Testo originale:

● ● ● ●

Dunque, i ricorsi presentati alla Corte suprema riguardano unicamente la legge che è stata approvata lunedì ma sicuramente molte altre petizioni saranno presentate in un futuro prossimo, quando le altre parti della riforma saranno approvate dalla Knesset e diventeranno legge.
Infatti, la legge che elimina la clausola di “ragionevolezza” con la quale i tribunali possono impugnare gli atti amministrativi del governo è solo una parte di una riforma che secondo i suoi detrattori mette seriamente in pericolo la democrazia e lo stato di diritto di Israele.
Non sarà però facile per la Corte suprema pronunciarsi su una questione tanto delicata, che la vede come obiettivo principale di un più ampio disegno politico del governo di Netanyahu che mira a indebolire il potere della magistratura: questo potrebbe portare a un conflitto fra poteri dello Stato, un pericolo per la stabilità del paese e delle sue istituzioni.

● ● ● ●

[Dati strutturati di analisi della pagina]
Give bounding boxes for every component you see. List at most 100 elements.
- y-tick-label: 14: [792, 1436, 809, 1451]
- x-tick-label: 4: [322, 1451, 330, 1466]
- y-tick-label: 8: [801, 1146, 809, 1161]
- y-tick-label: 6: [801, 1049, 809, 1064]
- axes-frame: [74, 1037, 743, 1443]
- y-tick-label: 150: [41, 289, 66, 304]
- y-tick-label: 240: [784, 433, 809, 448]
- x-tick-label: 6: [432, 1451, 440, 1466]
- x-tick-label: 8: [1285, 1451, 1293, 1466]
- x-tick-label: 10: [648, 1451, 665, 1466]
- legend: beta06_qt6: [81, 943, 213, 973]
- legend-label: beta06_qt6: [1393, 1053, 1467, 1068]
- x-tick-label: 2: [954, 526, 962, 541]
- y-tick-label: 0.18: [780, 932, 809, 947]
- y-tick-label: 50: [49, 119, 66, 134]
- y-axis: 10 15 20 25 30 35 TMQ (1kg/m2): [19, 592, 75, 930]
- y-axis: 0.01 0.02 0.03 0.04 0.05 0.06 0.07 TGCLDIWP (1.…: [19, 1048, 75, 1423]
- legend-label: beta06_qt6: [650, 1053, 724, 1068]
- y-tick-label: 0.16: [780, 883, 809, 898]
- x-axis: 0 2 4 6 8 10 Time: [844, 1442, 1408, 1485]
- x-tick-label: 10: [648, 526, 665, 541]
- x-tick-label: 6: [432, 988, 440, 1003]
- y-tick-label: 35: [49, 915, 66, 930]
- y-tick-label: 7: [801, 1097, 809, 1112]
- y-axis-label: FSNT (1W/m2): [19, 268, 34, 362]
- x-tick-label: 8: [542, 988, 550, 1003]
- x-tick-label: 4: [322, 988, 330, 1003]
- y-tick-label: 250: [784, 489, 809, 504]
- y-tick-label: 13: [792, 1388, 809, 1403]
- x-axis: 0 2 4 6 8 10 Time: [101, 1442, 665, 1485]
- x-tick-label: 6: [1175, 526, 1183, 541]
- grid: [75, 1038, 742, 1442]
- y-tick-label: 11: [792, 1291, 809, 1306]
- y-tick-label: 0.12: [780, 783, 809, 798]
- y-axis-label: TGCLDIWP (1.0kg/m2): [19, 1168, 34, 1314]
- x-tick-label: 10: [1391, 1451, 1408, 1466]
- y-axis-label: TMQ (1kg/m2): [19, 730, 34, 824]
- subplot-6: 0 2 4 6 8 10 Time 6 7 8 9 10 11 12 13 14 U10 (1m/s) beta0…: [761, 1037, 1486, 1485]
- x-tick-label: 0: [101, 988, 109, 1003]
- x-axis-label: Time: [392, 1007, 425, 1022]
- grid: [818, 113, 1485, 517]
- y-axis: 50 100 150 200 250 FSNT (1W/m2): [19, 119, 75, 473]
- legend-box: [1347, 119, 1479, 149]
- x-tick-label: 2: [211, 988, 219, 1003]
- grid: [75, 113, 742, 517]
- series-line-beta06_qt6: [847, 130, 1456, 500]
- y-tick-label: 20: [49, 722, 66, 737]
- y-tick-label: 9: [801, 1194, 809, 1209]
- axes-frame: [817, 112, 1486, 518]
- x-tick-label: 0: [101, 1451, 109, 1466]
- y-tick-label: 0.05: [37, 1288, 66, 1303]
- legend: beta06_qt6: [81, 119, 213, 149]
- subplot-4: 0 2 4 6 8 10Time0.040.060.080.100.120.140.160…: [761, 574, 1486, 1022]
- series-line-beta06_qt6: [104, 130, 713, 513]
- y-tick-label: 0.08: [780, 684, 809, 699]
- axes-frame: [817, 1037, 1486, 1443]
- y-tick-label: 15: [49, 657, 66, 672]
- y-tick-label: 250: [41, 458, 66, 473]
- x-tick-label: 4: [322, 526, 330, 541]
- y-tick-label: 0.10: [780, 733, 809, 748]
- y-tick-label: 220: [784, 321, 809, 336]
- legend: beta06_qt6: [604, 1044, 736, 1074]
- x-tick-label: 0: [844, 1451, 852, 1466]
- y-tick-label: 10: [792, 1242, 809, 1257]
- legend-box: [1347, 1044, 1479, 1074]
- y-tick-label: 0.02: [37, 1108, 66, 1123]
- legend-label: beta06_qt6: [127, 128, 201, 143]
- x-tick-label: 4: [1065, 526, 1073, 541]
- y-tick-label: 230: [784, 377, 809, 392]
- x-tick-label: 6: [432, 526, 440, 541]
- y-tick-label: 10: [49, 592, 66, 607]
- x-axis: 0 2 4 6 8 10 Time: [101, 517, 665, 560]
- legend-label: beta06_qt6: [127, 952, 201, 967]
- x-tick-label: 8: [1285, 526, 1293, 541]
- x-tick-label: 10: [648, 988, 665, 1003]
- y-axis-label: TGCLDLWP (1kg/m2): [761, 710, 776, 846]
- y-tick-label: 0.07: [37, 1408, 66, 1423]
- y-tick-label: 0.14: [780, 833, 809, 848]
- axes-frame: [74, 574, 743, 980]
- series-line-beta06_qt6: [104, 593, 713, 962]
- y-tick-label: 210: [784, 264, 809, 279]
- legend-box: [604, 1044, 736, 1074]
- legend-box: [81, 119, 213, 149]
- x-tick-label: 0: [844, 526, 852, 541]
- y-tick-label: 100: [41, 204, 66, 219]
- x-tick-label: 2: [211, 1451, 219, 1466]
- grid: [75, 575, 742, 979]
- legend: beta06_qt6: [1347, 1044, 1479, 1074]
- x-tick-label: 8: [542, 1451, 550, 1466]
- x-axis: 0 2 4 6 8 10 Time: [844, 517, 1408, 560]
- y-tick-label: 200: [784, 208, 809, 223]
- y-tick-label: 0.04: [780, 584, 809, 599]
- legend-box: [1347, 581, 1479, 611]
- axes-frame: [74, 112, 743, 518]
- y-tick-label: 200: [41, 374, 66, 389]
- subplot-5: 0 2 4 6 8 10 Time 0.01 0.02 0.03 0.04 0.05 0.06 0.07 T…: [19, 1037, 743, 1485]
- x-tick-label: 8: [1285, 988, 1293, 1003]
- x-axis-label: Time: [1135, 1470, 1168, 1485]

● ● ● ●

Cosa fare: Ricopia alla lettera il passo del testo sulla riforma giudiziaria in Israele che comincia con "Non sarà però" e prosegue fino a "delle sue istituzioni.". Le righe non servono per svolgere il compito.

Risultato:
Non sarà però facile per la Corte suprema pronunciarsi su una questione tanto delicata, che la vede come obiettivo principale di un più ampio disegno politico del governo di Netanyahu che mira a indebolire il potere della magistratura: questo potrebbe portare a un conflitto fra poteri dello Stato, un pericolo per la stabilità del paese e delle sue istituzioni.